Megan Washington's advice to young musicians? "Be as different as you can; when they zig, zag." Our interview ahead of her national orchestra tour here
Megan Washington has an artistic portfolio to be envied. Her unique viewpoint and environment make for some wonderful music. Growing up in Papua New Guinea, Megan learned the national anthem at the age of five, and indulged in watching musicals. Moving to Australia at the age of ten, Megan ended up studying a Bachelor of Composition at the Queensland Conservatorium of Music and famously started out as a jazz artist. This gave Megan a foundation for a life in music that is both disciplined and boundless, although she has previously said she needed to unlearn some of the complicated ideas and habitual perfect placement that a student of jazz absorbs. However, it is undeniable that her studies coupled with her fascinating imagination have resulted in the ground-breaking artist many know as simply Washington. But I'm getting ahead of myself. Eventually moving into the world of indie pop and alternative music, Megan landed a record deal, and her debut album I Believe You Liar ended up soaring the charts and landing the singer/songwriter an ARIA for Breakthrough Artist of the Year in 2010.. From there, Megan has gone on to release more critically acclaimed albums, garner more awards, and explore a wide musical landscape. And now, her next venture is a national tour with Australia's best orchestras including the Sydney, Queensland, Tasmania and Western Australia Symphony Orchestras.
Her accomplishments to date have been nothing short of remarkable and a great influence on the Australian music scene. All of this despite a lifetime dealing with a fear of public speaking due to a stutter of which music has helped her greatly. Her now famous TEDxSydney talk delivered in 2014 provides a glimpse into how she has lived with and overcome this obstacle.
Megan has such a warm and inviting voice, with glorious grain and delivers each and every song with precision and heart in equal measure. From the jazz standards, to rock songs, glorious ballads and her original pop music (how good is her dreamy track Saint Lo?), Megan's chops are malleable, keeping us guessing what's coming up next, and after the orchestra tour, get ready for a brand new album in 2018.
Megan generously gave of her time to Music Love to discuss her musical pathway so far, the themes of her new album, her upcoming tour, and some advice for those starting out in their music careers.
What does music mean to you?
This is quite difficult to answer because music is the way I receive the world and the language I use to communicate with it. I find that my relationship to music is constantly changing; at times I am comforted by it, at times I find it embarrassing, at times I find it quite threatening and I avoid it.

Instructions =>
• a. Name each symphony orchestra that the Megan Washington interview lists for her national tour.
• b. In the Megan Washington interview, take everything from "Megan generously gave" down to "their music careers." and change "advice" to "tips", please.
The data has no connection to the Megan Washington interview.

Dataset records =>
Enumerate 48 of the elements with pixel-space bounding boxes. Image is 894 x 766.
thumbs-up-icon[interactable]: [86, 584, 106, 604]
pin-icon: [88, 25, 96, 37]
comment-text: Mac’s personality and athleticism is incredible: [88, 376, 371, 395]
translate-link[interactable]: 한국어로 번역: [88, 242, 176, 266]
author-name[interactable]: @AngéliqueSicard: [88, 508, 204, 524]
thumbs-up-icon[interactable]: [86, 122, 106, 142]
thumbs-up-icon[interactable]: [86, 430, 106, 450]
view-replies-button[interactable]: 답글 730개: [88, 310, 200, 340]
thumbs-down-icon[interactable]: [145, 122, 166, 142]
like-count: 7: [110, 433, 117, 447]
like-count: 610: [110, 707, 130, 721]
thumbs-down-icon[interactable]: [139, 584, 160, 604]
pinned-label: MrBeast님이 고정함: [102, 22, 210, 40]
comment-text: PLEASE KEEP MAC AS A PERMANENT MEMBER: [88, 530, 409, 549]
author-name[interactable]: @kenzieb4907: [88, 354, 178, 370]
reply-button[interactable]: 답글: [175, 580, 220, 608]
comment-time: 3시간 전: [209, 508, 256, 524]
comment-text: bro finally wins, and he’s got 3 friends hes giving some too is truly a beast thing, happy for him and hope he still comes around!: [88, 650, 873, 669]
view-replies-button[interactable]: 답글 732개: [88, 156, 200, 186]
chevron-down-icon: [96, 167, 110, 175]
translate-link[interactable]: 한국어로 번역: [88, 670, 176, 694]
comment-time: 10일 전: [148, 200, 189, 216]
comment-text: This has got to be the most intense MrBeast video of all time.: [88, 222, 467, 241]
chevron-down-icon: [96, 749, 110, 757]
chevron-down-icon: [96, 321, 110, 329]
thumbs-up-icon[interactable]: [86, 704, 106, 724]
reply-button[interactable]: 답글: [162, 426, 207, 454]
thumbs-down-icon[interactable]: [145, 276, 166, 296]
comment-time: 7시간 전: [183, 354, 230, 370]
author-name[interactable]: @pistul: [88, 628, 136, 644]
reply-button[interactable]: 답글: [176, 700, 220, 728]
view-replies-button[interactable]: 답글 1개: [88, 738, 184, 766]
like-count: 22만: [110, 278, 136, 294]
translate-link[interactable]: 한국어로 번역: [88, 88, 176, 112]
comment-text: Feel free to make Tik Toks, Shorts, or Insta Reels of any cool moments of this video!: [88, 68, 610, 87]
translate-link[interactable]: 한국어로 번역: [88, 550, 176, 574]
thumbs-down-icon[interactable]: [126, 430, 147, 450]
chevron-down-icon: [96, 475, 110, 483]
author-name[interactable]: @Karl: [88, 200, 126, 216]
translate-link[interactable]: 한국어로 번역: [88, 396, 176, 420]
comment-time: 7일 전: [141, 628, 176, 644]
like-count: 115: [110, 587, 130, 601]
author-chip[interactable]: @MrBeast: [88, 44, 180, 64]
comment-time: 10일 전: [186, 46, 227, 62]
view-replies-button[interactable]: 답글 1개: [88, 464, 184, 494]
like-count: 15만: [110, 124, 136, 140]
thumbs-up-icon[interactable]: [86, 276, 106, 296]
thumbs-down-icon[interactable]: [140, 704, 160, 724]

Written responses =>
• a.
Sydney Symphony Orchestra
Queensland Symphony Orchestra
Tasmania Symphony Orchestra
Western Australia Symphony Orchestra

• b.
Megan generously gave of her time to Music Love to discuss her musical pathway so far, the themes of her new album, her upcoming tour, and some tips for those starting out in their music careers.